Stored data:
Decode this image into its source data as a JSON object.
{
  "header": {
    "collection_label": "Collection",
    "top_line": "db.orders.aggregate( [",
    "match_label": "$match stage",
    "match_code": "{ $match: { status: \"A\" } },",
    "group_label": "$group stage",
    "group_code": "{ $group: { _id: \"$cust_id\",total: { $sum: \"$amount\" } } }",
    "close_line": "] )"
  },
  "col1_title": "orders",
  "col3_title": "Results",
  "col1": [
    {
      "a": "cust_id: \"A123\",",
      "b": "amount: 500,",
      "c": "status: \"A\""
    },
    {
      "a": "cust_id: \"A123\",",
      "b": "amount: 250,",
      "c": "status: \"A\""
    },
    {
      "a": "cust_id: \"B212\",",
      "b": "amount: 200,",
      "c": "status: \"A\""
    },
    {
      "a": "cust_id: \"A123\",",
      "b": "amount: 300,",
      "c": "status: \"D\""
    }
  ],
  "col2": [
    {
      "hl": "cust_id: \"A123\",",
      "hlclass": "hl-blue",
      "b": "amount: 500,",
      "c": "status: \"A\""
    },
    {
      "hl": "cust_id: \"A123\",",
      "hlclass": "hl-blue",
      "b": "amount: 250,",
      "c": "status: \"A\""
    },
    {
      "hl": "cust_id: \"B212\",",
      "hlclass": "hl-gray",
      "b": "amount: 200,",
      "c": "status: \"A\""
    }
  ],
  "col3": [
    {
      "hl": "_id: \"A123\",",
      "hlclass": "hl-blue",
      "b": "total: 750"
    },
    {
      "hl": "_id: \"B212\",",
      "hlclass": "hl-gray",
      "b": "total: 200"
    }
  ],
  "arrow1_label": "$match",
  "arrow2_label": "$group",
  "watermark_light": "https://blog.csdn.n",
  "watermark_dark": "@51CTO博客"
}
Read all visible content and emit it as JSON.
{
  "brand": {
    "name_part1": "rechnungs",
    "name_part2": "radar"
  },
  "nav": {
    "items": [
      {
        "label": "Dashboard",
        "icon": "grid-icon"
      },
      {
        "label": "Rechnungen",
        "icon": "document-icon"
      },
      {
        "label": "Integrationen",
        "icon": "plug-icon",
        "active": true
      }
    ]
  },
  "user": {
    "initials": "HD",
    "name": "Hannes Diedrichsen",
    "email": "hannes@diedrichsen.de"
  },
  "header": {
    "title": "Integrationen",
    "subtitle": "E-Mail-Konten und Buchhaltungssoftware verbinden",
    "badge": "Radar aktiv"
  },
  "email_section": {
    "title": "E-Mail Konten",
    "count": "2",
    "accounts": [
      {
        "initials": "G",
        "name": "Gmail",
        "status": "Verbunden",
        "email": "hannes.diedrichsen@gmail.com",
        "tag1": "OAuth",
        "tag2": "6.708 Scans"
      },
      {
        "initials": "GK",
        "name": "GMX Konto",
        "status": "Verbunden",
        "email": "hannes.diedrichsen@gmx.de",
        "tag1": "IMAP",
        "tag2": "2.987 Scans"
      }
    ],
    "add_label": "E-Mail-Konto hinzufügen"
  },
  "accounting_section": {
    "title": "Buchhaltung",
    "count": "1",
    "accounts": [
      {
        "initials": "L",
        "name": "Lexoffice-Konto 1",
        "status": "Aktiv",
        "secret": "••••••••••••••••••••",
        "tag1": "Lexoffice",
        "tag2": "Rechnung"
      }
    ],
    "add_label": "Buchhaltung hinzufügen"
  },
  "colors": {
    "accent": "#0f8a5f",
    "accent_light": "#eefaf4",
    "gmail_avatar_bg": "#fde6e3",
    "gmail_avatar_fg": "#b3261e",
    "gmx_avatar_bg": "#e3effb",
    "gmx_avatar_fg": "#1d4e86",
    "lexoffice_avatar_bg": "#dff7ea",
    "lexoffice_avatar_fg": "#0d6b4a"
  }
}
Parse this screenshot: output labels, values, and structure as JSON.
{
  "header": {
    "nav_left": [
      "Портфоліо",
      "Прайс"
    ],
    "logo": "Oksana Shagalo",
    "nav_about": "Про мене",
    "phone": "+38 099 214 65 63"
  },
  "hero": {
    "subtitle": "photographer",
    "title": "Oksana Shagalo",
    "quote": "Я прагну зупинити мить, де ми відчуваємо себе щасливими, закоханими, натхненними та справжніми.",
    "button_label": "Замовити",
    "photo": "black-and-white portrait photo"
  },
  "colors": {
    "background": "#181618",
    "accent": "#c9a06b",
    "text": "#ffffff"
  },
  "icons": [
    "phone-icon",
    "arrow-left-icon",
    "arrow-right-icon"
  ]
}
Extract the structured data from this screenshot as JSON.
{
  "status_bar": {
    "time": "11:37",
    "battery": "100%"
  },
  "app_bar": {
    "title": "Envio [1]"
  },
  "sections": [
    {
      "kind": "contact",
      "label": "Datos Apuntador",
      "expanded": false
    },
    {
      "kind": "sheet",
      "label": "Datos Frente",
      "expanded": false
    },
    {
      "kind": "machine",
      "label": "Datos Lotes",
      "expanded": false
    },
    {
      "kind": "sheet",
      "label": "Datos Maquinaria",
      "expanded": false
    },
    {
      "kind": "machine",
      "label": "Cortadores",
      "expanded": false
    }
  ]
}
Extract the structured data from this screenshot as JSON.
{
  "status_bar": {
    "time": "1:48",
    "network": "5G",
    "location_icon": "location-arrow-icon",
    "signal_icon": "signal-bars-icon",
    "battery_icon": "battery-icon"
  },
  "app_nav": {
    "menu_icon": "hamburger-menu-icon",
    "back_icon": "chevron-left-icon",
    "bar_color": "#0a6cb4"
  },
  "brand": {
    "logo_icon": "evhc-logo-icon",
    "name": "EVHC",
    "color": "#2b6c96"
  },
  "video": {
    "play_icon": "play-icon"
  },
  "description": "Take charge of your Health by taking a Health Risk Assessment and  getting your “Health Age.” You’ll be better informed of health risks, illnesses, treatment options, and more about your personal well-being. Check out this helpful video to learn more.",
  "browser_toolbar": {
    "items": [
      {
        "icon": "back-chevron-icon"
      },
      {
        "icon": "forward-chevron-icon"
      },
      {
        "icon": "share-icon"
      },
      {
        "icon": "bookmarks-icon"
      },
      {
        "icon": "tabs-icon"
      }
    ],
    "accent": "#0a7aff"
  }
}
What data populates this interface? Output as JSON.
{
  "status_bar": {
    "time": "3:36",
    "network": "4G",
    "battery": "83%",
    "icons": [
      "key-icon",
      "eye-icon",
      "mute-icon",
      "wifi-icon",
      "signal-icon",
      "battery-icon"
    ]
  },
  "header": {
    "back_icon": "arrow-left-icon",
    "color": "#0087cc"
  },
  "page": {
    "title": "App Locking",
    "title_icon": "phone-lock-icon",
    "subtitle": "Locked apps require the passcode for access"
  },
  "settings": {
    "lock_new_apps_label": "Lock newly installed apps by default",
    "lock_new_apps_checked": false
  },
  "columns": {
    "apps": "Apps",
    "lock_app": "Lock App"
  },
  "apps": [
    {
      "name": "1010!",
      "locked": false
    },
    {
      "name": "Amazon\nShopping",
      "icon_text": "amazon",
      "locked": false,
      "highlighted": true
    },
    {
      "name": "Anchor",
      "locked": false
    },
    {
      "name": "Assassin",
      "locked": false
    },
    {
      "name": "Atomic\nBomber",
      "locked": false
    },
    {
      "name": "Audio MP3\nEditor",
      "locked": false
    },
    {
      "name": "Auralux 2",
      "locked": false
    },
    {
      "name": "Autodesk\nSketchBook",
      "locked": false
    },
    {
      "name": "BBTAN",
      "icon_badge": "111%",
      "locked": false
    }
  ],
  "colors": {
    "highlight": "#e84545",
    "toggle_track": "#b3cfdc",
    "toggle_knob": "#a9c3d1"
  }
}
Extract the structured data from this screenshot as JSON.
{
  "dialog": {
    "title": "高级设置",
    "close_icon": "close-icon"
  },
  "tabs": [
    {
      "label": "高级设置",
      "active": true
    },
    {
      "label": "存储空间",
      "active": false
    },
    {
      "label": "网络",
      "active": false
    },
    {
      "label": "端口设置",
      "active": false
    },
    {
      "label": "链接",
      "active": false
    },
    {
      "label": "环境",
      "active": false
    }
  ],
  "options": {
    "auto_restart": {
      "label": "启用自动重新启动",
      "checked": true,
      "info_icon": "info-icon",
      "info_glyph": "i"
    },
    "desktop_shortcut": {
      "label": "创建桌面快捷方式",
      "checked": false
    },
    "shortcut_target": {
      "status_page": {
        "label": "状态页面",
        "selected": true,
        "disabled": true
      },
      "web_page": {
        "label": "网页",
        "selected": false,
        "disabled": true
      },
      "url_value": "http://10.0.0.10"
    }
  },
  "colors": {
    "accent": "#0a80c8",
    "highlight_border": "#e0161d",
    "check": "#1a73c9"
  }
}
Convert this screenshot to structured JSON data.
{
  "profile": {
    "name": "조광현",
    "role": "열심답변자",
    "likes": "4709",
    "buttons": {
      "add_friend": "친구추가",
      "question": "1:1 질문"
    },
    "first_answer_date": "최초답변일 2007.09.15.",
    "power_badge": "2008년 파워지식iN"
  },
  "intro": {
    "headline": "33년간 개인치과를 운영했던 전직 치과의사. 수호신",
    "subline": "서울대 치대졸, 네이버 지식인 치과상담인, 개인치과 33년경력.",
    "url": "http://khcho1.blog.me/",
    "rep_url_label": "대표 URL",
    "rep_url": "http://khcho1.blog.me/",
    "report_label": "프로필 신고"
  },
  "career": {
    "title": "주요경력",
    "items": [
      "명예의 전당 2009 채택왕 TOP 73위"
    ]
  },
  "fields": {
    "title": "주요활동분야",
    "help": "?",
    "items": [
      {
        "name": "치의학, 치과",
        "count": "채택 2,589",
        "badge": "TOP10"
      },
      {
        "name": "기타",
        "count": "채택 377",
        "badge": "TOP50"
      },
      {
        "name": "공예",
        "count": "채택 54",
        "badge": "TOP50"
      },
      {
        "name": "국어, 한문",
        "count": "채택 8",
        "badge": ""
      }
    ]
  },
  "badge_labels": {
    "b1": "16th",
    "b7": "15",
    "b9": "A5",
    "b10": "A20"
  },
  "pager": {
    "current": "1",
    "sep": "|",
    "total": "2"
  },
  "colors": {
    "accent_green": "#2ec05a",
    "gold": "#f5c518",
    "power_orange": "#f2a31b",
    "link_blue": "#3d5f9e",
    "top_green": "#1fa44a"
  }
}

Required task → Report how many lines of the data contain the word "Integrationen", using the number alone.

Task output → 2